[Data extract]:
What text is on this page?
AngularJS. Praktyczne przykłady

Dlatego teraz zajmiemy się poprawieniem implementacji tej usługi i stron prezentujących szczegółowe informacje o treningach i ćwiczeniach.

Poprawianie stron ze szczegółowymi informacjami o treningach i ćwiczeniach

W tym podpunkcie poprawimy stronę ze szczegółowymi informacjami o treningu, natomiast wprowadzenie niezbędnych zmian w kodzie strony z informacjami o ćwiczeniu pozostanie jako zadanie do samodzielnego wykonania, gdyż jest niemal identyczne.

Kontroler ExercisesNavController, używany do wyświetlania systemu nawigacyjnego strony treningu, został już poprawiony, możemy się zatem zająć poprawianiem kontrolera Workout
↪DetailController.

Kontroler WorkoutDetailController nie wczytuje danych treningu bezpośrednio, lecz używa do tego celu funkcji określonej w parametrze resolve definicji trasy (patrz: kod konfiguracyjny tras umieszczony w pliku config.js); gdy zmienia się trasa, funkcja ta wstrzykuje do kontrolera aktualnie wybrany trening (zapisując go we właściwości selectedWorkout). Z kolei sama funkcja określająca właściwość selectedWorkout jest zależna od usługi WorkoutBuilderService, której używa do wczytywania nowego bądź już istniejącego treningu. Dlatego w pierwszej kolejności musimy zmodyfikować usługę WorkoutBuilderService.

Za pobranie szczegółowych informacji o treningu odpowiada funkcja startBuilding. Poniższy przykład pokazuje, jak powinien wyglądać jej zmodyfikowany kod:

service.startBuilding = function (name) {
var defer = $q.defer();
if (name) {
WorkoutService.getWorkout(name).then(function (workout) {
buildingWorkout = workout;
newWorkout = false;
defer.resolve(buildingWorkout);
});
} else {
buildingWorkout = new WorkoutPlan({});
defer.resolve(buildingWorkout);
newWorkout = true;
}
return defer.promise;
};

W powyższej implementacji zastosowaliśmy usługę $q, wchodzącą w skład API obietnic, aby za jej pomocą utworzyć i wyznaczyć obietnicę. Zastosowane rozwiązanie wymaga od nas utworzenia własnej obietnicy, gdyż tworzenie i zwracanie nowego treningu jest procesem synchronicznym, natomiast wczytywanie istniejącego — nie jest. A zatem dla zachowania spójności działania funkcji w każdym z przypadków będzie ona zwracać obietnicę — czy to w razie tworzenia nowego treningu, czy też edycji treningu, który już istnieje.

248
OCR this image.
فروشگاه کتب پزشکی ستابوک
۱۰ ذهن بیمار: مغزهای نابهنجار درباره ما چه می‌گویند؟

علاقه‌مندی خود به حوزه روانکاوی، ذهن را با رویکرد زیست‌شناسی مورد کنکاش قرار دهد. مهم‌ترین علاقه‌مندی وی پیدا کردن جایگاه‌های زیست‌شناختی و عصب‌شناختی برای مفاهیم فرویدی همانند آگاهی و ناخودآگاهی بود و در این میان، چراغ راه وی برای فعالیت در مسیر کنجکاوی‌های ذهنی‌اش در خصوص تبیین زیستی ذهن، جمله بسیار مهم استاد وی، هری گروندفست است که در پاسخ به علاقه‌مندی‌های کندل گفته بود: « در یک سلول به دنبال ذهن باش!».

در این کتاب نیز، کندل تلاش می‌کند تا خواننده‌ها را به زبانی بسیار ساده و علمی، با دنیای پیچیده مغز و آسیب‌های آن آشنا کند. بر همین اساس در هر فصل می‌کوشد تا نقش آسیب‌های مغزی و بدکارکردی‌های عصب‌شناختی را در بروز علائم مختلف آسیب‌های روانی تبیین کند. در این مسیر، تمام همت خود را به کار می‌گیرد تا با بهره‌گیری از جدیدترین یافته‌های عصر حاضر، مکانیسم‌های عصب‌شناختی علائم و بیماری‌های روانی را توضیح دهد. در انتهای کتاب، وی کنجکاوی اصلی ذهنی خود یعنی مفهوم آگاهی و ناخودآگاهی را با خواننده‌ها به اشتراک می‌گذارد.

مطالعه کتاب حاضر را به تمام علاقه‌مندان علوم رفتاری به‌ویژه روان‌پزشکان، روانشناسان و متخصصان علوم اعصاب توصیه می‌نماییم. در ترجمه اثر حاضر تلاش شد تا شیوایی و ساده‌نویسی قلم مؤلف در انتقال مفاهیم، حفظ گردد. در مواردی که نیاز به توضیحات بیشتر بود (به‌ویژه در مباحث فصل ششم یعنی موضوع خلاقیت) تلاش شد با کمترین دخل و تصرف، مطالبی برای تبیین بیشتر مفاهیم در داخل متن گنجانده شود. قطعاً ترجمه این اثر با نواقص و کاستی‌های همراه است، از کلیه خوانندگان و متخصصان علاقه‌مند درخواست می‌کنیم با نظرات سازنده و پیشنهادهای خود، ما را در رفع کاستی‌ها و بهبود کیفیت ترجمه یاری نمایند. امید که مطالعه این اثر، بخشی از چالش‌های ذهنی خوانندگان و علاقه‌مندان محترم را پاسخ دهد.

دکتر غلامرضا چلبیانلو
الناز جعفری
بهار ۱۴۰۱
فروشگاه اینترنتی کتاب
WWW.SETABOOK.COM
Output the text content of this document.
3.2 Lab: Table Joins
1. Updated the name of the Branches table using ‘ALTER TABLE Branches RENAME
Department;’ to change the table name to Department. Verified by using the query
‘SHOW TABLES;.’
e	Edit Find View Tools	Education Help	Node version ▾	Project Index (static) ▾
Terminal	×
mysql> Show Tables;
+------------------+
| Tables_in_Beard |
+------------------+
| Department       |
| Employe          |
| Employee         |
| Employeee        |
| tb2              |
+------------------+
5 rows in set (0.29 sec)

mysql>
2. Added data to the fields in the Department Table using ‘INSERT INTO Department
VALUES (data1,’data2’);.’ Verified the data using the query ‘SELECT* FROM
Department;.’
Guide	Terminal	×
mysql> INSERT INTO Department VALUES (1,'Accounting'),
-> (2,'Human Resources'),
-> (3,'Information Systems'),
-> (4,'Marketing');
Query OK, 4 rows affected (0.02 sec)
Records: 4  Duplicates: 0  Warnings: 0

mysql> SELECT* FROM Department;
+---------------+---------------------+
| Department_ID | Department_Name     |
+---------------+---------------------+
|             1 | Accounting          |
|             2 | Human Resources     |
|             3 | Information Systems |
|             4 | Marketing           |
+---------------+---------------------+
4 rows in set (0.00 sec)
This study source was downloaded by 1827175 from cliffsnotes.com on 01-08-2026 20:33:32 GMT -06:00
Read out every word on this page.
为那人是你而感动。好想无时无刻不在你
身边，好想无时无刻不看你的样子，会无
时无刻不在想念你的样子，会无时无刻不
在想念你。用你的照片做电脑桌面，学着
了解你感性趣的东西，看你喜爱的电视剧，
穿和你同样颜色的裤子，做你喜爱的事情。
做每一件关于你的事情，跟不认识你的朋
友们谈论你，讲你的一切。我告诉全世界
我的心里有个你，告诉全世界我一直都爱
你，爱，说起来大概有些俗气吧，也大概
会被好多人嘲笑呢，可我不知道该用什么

[The problem]: Copy each line above where the string "defer" occurs.

[Exercise answer]:
var defer = $q.defer();
defer.resolve(buildingWorkout);
defer.resolve(buildingWorkout);
return defer.promise;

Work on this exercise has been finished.